** Information provided **

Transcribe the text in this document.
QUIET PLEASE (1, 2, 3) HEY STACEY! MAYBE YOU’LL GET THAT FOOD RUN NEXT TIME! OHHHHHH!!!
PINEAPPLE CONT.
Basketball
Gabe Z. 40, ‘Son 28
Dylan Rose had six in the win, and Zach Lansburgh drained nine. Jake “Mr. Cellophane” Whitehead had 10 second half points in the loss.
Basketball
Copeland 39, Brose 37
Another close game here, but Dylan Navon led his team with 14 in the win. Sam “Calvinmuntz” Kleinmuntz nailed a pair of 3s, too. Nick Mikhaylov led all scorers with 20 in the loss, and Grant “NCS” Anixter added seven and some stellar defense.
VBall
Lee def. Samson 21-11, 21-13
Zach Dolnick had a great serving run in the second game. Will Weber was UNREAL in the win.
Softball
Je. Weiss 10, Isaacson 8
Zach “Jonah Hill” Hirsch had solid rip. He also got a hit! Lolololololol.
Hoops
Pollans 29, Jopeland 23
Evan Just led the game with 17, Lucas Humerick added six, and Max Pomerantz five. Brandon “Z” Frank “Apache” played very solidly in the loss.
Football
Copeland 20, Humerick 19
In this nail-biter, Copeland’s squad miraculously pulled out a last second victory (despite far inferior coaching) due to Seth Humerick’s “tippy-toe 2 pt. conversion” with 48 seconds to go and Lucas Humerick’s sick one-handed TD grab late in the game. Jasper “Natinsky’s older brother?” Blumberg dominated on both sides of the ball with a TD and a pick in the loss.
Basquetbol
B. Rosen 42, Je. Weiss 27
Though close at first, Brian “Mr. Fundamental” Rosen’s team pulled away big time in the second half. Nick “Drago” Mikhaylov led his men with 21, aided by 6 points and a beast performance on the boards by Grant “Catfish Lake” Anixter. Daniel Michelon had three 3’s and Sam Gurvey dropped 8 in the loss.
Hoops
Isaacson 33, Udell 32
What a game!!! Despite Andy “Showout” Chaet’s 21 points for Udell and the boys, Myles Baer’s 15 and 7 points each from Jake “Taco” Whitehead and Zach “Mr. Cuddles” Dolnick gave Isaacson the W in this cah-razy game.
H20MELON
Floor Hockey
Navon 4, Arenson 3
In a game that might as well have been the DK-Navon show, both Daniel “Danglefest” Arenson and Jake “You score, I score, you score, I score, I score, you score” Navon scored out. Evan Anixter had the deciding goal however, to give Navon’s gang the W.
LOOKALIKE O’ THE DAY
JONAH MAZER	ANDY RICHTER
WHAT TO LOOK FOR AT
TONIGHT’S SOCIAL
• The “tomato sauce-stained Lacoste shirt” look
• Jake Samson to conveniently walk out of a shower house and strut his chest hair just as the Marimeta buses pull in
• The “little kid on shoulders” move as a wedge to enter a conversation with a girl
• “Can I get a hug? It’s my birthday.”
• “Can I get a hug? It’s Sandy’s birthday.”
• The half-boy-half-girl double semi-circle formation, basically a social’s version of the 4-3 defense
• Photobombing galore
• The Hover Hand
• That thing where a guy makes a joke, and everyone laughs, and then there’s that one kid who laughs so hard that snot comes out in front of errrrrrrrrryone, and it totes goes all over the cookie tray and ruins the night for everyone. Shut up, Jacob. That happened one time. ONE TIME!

** Objective **
Output every entry shown above, exactly.

** Right answer **
Transcribe the text in this document.
QUIET PLEASE (1, 2, 3) HEY STACEY! MAYBE YOU’LL GET THAT FOOD RUN NEXT TIME! OHHHHHH!!!
PINEAPPLE CONT.
Basketball
Gabe Z. 40, ‘Son 28
Dylan Rose had six in the win, and Zach Lansburgh drained nine. Jake “Mr. Cellophane” Whitehead had 10 second half points in the loss.
Basketball
Copeland 39, Brose 37
Another close game here, but Dylan Navon led his team with 14 in the win. Sam “Calvinmuntz” Kleinmuntz nailed a pair of 3s, too. Nick Mikhaylov led all scorers with 20 in the loss, and Grant “NCS” Anixter added seven and some stellar defense.
VBall
Lee def. Samson 21-11, 21-13
Zach Dolnick had a great serving run in the second game. Will Weber was UNREAL in the win.
Softball
Je. Weiss 10, Isaacson 8
Zach “Jonah Hill” Hirsch had solid rip. He also got a hit! Lolololololol.
Hoops
Pollans 29, Jopeland 23
Evan Just led the game with 17, Lucas Humerick added six, and Max Pomerantz five. Brandon “Z” Frank “Apache” played very solidly in the loss.
Football
Copeland 20, Humerick 19
In this nail-biter, Copeland’s squad miraculously pulled out a last second victory (despite far inferior coaching) due to Seth Humerick’s “tippy-toe 2 pt. conversion” with 48 seconds to go and Lucas Humerick’s sick one-handed TD grab late in the game. Jasper “Natinsky’s older brother?” Blumberg dominated on both sides of the ball with a TD and a pick in the loss.
Basquetbol
B. Rosen 42, Je. Weiss 27
Though close at first, Brian “Mr. Fundamental” Rosen’s team pulled away big time in the second half. Nick “Drago” Mikhaylov led his men with 21, aided by 6 points and a beast performance on the boards by Grant “Catfish Lake” Anixter. Daniel Michelon had three 3’s and Sam Gurvey dropped 8 in the loss.
Hoops
Isaacson 33, Udell 32
What a game!!! Despite Andy “Showout” Chaet’s 21 points for Udell and the boys, Myles Baer’s 15 and 7 points each from Jake “Taco” Whitehead and Zach “Mr. Cuddles” Dolnick gave Isaacson the W in this cah-razy game.
H20MELON
Floor Hockey
Navon 4, Arenson 3
In a game that might as well have been the DK-Navon show, both Daniel “Danglefest” Arenson and Jake “You score, I score, you score, I score, I score, you score” Navon scored out. Evan Anixter had the deciding goal however, to give Navon’s gang the W.
LOOKALIKE O’ THE DAY
JONAH MAZER	ANDY RICHTER
WHAT TO LOOK FOR AT
TONIGHT’S SOCIAL
• The “tomato sauce-stained Lacoste shirt” look
• Jake Samson to conveniently walk out of a shower house and strut his chest hair just as the Marimeta buses pull in
• The “little kid on shoulders” move as a wedge to enter a conversation with a girl
• “Can I get a hug? It’s my birthday.”
• “Can I get a hug? It’s Sandy’s birthday.”
• The half-boy-half-girl double semi-circle formation, basically a social’s version of the 4-3 defense
• Photobombing galore
• The Hover Hand
• That thing where a guy makes a joke, and everyone laughs, and then there’s that one kid who laughs so hard that snot comes out in front of errrrrrrrrryone, and it totes goes all over the cookie tray and ruins the night for everyone. Shut up, Jacob. That happened one time. ONE TIME!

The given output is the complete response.